** Begin **

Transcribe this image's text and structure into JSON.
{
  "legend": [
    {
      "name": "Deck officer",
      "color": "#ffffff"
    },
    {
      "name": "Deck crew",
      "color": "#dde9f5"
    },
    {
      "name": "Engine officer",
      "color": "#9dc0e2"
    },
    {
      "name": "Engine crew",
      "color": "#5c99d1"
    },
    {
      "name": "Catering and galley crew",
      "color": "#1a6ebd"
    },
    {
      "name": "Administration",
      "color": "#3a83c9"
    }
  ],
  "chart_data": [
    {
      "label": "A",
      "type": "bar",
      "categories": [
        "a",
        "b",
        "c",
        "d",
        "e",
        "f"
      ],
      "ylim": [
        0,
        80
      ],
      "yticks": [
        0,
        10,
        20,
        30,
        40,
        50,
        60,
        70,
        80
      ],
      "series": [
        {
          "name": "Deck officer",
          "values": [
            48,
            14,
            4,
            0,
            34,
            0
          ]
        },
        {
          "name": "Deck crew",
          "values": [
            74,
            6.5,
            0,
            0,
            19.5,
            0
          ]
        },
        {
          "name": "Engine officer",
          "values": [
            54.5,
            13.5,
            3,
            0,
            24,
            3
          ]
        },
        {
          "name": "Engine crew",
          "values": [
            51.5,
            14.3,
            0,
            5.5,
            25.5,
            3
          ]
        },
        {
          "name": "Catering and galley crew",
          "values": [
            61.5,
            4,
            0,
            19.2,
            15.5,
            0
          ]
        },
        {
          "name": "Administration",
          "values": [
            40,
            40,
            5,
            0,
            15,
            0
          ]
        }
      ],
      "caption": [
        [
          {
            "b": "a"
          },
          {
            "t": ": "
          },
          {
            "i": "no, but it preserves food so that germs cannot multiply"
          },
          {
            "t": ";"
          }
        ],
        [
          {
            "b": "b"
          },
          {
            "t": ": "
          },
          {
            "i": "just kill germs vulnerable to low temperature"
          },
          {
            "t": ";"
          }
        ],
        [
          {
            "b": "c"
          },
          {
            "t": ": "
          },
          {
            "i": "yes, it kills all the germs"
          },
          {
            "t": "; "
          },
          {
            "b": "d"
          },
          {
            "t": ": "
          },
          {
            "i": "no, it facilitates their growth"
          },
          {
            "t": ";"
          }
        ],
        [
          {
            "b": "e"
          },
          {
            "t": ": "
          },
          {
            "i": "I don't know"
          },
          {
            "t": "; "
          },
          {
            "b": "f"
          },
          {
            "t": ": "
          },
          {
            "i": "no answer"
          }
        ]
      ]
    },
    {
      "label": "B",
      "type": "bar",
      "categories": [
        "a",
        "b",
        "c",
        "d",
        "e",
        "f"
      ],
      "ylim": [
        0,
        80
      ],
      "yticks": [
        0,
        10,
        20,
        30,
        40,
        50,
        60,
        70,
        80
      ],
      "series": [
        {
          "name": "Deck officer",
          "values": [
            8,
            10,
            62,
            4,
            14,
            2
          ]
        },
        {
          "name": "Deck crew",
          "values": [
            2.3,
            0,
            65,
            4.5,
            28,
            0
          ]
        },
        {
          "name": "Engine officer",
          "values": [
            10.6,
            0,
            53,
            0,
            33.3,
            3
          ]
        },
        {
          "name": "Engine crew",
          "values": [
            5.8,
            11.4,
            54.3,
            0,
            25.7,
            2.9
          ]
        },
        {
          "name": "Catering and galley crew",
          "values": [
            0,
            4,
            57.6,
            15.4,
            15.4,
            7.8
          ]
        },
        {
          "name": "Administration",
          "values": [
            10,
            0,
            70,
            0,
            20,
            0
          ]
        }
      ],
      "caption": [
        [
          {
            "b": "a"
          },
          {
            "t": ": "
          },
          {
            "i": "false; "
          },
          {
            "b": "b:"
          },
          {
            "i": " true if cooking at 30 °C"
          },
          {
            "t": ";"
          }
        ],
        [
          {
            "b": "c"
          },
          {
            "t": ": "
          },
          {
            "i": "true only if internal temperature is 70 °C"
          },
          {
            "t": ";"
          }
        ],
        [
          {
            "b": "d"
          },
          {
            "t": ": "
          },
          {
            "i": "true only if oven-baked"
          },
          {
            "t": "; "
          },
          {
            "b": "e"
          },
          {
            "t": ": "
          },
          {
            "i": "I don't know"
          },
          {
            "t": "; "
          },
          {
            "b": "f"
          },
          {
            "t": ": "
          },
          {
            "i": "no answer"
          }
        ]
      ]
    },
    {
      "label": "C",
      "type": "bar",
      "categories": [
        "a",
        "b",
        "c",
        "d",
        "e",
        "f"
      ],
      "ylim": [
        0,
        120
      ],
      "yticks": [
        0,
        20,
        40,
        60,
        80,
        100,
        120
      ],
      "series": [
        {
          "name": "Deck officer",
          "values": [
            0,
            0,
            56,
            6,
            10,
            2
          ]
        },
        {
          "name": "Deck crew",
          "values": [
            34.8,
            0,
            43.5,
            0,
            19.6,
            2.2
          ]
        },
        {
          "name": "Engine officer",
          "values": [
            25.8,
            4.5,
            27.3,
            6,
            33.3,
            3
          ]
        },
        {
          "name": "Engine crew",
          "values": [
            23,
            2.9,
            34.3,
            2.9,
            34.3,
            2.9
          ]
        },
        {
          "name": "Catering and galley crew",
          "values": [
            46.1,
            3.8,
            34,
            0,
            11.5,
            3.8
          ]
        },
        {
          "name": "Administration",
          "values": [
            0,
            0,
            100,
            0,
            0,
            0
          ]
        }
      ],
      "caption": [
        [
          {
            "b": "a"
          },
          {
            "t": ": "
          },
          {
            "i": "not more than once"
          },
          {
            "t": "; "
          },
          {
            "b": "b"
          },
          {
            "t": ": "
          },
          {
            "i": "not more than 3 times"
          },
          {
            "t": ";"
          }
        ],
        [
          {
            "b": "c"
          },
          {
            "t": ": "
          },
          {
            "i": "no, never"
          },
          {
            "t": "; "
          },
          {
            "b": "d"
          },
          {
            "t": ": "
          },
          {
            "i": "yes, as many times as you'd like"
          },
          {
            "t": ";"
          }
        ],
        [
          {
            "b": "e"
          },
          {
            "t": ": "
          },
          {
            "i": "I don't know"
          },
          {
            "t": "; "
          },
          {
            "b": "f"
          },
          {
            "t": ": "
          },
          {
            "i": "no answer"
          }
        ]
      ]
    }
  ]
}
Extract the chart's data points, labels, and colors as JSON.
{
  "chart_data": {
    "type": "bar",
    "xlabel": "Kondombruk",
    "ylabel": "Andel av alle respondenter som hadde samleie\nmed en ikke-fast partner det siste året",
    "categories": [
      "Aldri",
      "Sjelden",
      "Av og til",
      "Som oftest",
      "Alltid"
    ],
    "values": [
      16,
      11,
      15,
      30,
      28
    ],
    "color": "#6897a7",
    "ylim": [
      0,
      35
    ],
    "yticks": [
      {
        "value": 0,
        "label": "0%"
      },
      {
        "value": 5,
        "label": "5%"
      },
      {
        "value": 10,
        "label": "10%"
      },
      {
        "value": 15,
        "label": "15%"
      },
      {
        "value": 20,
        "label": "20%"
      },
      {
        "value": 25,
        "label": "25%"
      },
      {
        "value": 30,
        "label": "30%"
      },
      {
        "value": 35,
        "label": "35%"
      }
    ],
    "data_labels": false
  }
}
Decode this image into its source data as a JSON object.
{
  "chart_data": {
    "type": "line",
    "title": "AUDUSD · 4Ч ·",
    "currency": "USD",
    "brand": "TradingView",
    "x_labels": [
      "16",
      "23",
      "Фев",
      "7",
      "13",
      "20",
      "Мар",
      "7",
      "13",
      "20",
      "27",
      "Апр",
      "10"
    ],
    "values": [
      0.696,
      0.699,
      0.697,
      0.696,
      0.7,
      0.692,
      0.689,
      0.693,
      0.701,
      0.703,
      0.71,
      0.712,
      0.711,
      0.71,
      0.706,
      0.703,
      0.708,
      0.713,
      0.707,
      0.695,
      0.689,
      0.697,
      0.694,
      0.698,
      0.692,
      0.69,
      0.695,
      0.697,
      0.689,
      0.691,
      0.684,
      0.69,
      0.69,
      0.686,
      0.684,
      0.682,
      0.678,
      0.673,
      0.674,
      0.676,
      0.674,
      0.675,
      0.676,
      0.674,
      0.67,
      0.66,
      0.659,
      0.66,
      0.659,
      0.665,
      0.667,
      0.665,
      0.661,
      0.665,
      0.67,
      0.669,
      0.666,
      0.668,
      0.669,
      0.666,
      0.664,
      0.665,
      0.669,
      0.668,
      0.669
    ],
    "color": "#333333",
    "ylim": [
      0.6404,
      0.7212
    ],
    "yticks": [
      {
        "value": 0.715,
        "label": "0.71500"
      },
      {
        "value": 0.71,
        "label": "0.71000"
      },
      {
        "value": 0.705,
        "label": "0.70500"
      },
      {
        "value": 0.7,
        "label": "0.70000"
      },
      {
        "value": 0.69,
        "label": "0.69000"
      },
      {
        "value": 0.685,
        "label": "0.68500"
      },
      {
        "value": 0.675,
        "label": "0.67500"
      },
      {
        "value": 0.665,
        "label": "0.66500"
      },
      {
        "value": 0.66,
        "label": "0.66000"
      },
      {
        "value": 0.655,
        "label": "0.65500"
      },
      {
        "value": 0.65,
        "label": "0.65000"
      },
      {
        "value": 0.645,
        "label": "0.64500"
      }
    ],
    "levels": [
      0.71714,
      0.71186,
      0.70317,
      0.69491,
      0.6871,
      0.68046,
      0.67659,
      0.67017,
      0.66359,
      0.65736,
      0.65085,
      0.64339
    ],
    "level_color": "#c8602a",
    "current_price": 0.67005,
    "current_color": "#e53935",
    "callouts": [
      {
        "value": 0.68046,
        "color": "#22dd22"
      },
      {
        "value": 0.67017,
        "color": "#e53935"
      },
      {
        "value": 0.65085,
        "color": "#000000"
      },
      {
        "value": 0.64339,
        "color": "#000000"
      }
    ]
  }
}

** End **

- Task details
Go through the entries above and count the lines containing the word "image"; give only that count.

- Result of the exercise
2